#### [What is required]
Produce an exact transcription of the listing below, omitting the pictures.

==== Recorded data ====

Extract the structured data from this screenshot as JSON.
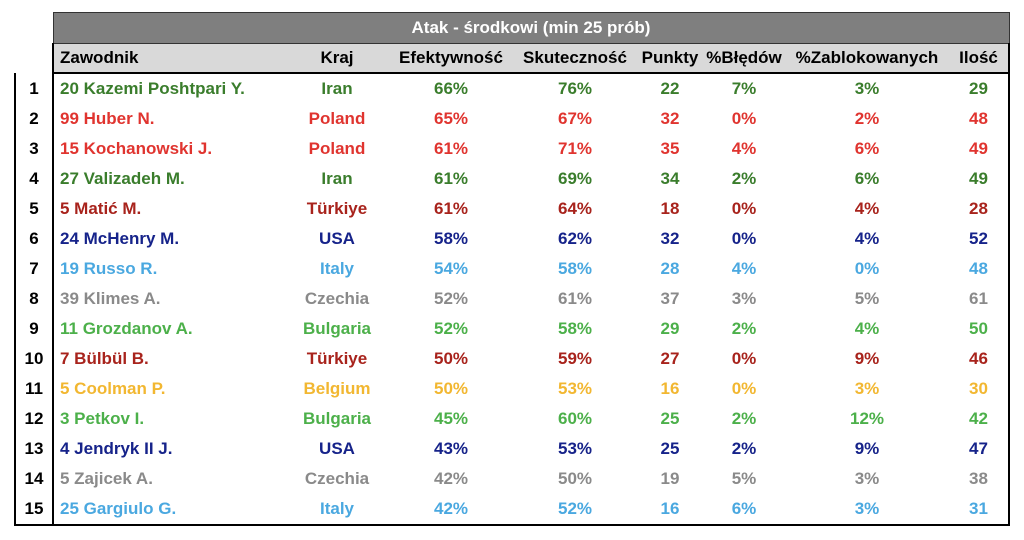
{
  "title": "Atak - środkowi (min 25 prób)",
  "headers": [
    "Zawodnik",
    "Kraj",
    "Efektywność",
    "Skuteczność",
    "Punkty",
    "%Błędów",
    "%Zablokowanych",
    "Ilość"
  ],
  "rows": [
    {
      "rank": "1",
      "name": "20 Kazemi Poshtpari Y.",
      "country": "Iran",
      "eff": "66%",
      "sku": "76%",
      "pts": "22",
      "err": "7%",
      "blk": "3%",
      "cnt": "29",
      "color": "#3a7d2c"
    },
    {
      "rank": "2",
      "name": "99 Huber N.",
      "country": "Poland",
      "eff": "65%",
      "sku": "67%",
      "pts": "32",
      "err": "0%",
      "blk": "2%",
      "cnt": "48",
      "color": "#e0342f"
    },
    {
      "rank": "3",
      "name": "15 Kochanowski J.",
      "country": "Poland",
      "eff": "61%",
      "sku": "71%",
      "pts": "35",
      "err": "4%",
      "blk": "6%",
      "cnt": "49",
      "color": "#e0342f"
    },
    {
      "rank": "4",
      "name": "27 Valizadeh M.",
      "country": "Iran",
      "eff": "61%",
      "sku": "69%",
      "pts": "34",
      "err": "2%",
      "blk": "6%",
      "cnt": "49",
      "color": "#3a7d2c"
    },
    {
      "rank": "5",
      "name": "5 Matić M.",
      "country": "Türkiye",
      "eff": "61%",
      "sku": "64%",
      "pts": "18",
      "err": "0%",
      "blk": "4%",
      "cnt": "28",
      "color": "#a8231c"
    },
    {
      "rank": "6",
      "name": "24 McHenry M.",
      "country": "USA",
      "eff": "58%",
      "sku": "62%",
      "pts": "32",
      "err": "0%",
      "blk": "4%",
      "cnt": "52",
      "color": "#16238a"
    },
    {
      "rank": "7",
      "name": "19 Russo R.",
      "country": "Italy",
      "eff": "54%",
      "sku": "58%",
      "pts": "28",
      "err": "4%",
      "blk": "0%",
      "cnt": "48",
      "color": "#4aa8e0"
    },
    {
      "rank": "8",
      "name": "39 Klimes A.",
      "country": "Czechia",
      "eff": "52%",
      "sku": "61%",
      "pts": "37",
      "err": "3%",
      "blk": "5%",
      "cnt": "61",
      "color": "#8a8a8a"
    },
    {
      "rank": "9",
      "name": "11 Grozdanov A.",
      "country": "Bulgaria",
      "eff": "52%",
      "sku": "58%",
      "pts": "29",
      "err": "2%",
      "blk": "4%",
      "cnt": "50",
      "color": "#4cb04a"
    },
    {
      "rank": "10",
      "name": "7 Bülbül B.",
      "country": "Türkiye",
      "eff": "50%",
      "sku": "59%",
      "pts": "27",
      "err": "0%",
      "blk": "9%",
      "cnt": "46",
      "color": "#a8231c"
    },
    {
      "rank": "11",
      "name": "5 Coolman P.",
      "country": "Belgium",
      "eff": "50%",
      "sku": "53%",
      "pts": "16",
      "err": "0%",
      "blk": "3%",
      "cnt": "30",
      "color": "#f2b731"
    },
    {
      "rank": "12",
      "name": "3 Petkov I.",
      "country": "Bulgaria",
      "eff": "45%",
      "sku": "60%",
      "pts": "25",
      "err": "2%",
      "blk": "12%",
      "cnt": "42",
      "color": "#4cb04a"
    },
    {
      "rank": "13",
      "name": "4 Jendryk II J.",
      "country": "USA",
      "eff": "43%",
      "sku": "53%",
      "pts": "25",
      "err": "2%",
      "blk": "9%",
      "cnt": "47",
      "color": "#16238a"
    },
    {
      "rank": "14",
      "name": "5 Zajicek A.",
      "country": "Czechia",
      "eff": "42%",
      "sku": "50%",
      "pts": "19",
      "err": "5%",
      "blk": "3%",
      "cnt": "38",
      "color": "#8a8a8a"
    },
    {
      "rank": "15",
      "name": "25 Gargiulo G.",
      "country": "Italy",
      "eff": "42%",
      "sku": "52%",
      "pts": "16",
      "err": "6%",
      "blk": "3%",
      "cnt": "31",
      "color": "#4aa8e0"
    }
  ]
}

====

#### [Complete answer]
Extract the structured data from this screenshot as JSON.
{
  "title": "Atak - środkowi (min 25 prób)",
  "headers": [
    "Zawodnik",
    "Kraj",
    "Efektywność",
    "Skuteczność",
    "Punkty",
    "%Błędów",
    "%Zablokowanych",
    "Ilość"
  ],
  "rows": [
    {
      "rank": "1",
      "name": "20 Kazemi Poshtpari Y.",
      "country": "Iran",
      "eff": "66%",
      "sku": "76%",
      "pts": "22",
      "err": "7%",
      "blk": "3%",
      "cnt": "29",
      "color": "#3a7d2c"
    },
    {
      "rank": "2",
      "name": "99 Huber N.",
      "country": "Poland",
      "eff": "65%",
      "sku": "67%",
      "pts": "32",
      "err": "0%",
      "blk": "2%",
      "cnt": "48",
      "color": "#e0342f"
    },
    {
      "rank": "3",
      "name": "15 Kochanowski J.",
      "country": "Poland",
      "eff": "61%",
      "sku": "71%",
      "pts": "35",
      "err": "4%",
      "blk": "6%",
      "cnt": "49",
      "color": "#e0342f"
    },
    {
      "rank": "4",
      "name": "27 Valizadeh M.",
      "country": "Iran",
      "eff": "61%",
      "sku": "69%",
      "pts": "34",
      "err": "2%",
      "blk": "6%",
      "cnt": "49",
      "color": "#3a7d2c"
    },
    {
      "rank": "5",
      "name": "5 Matić M.",
      "country": "Türkiye",
      "eff": "61%",
      "sku": "64%",
      "pts": "18",
      "err": "0%",
      "blk": "4%",
      "cnt": "28",
      "color": "#a8231c"
    },
    {
      "rank": "6",
      "name": "24 McHenry M.",
      "country": "USA",
      "eff": "58%",
      "sku": "62%",
      "pts": "32",
      "err": "0%",
      "blk": "4%",
      "cnt": "52",
      "color": "#16238a"
    },
    {
      "rank": "7",
      "name": "19 Russo R.",
      "country": "Italy",
      "eff": "54%",
      "sku": "58%",
      "pts": "28",
      "err": "4%",
      "blk": "0%",
      "cnt": "48",
      "color": "#4aa8e0"
    },
    {
      "rank": "8",
      "name": "39 Klimes A.",
      "country": "Czechia",
      "eff": "52%",
      "sku": "61%",
      "pts": "37",
      "err": "3%",
      "blk": "5%",
      "cnt": "61",
      "color": "#8a8a8a"
    },
    {
      "rank": "9",
      "name": "11 Grozdanov A.",
      "country": "Bulgaria",
      "eff": "52%",
      "sku": "58%",
      "pts": "29",
      "err": "2%",
      "blk": "4%",
      "cnt": "50",
      "color": "#4cb04a"
    },
    {
      "rank": "10",
      "name": "7 Bülbül B.",
      "country": "Türkiye",
      "eff": "50%",
      "sku": "59%",
      "pts": "27",
      "err": "0%",
      "blk": "9%",
      "cnt": "46",
      "color": "#a8231c"
    },
    {
      "rank": "11",
      "name": "5 Coolman P.",
      "country": "Belgium",
      "eff": "50%",
      "sku": "53%",
      "pts": "16",
      "err": "0%",
      "blk": "3%",
      "cnt": "30",
      "color": "#f2b731"
    },
    {
      "rank": "12",
      "name": "3 Petkov I.",
      "country": "Bulgaria",
      "eff": "45%",
      "sku": "60%",
      "pts": "25",
      "err": "2%",
      "blk": "12%",
      "cnt": "42",
      "color": "#4cb04a"
    },
    {
      "rank": "13",
      "name": "4 Jendryk II J.",
      "country": "USA",
      "eff": "43%",
      "sku": "53%",
      "pts": "25",
      "err": "2%",
      "blk": "9%",
      "cnt": "47",
      "color": "#16238a"
    },
    {
      "rank": "14",
      "name": "5 Zajicek A.",
      "country": "Czechia",
      "eff": "42%",
      "sku": "50%",
      "pts": "19",
      "err": "5%",
      "blk": "3%",
      "cnt": "38",
      "color": "#8a8a8a"
    },
    {
      "rank": "15",
      "name": "25 Gargiulo G.",
      "country": "Italy",
      "eff": "42%",
      "sku": "52%",
      "pts": "16",
      "err": "6%",
      "blk": "3%",
      "cnt": "31",
      "color": "#4aa8e0"
    }
  ]
}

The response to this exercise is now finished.